[Collected data entries]
______

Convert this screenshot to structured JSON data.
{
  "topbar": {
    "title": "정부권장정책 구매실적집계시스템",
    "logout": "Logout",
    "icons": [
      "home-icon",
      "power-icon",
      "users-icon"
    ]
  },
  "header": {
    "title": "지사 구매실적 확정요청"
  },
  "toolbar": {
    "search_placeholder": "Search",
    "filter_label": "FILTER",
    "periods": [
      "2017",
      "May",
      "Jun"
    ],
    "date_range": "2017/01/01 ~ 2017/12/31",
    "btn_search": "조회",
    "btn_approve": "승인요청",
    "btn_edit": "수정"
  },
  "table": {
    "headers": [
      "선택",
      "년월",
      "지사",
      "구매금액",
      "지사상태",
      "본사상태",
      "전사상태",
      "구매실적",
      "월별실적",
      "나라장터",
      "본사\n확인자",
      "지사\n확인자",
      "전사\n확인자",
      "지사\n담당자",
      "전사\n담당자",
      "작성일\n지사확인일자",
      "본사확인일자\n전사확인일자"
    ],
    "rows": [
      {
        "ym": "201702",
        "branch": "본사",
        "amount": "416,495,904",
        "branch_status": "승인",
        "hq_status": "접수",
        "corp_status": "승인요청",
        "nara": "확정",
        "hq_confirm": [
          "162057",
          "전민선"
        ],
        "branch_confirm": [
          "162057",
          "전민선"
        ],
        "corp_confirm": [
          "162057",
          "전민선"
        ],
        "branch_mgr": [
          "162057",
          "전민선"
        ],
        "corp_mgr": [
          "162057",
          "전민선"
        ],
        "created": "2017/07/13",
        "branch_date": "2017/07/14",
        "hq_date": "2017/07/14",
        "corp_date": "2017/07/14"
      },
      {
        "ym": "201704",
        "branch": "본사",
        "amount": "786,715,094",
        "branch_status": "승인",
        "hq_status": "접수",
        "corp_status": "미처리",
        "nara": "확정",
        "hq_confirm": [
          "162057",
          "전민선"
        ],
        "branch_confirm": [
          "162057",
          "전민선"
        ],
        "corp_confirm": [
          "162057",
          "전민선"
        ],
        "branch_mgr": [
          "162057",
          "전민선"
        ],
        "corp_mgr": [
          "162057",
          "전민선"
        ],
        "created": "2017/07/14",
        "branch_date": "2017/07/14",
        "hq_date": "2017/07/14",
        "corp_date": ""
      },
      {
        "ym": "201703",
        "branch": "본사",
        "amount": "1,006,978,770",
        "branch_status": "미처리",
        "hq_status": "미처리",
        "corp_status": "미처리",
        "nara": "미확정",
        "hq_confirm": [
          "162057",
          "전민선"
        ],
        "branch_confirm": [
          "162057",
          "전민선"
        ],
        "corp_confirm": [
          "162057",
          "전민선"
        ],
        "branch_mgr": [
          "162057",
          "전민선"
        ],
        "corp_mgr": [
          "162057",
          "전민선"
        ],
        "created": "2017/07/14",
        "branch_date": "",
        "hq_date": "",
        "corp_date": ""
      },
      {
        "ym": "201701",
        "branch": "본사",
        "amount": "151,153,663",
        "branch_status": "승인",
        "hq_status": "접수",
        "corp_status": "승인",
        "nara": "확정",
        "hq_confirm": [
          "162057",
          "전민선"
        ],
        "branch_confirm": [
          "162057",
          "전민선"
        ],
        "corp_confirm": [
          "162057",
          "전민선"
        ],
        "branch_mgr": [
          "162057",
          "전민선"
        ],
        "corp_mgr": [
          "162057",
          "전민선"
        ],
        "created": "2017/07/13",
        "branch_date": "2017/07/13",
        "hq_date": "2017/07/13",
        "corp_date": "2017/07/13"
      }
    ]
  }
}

______

● WHAT NEEDS TO BE DONE
Show each line holding the word "title".

● THE COMPLETED TASK
    "title": "정부권장정책 구매실적집계시스템",
    "title": "지사 구매실적 확정요청"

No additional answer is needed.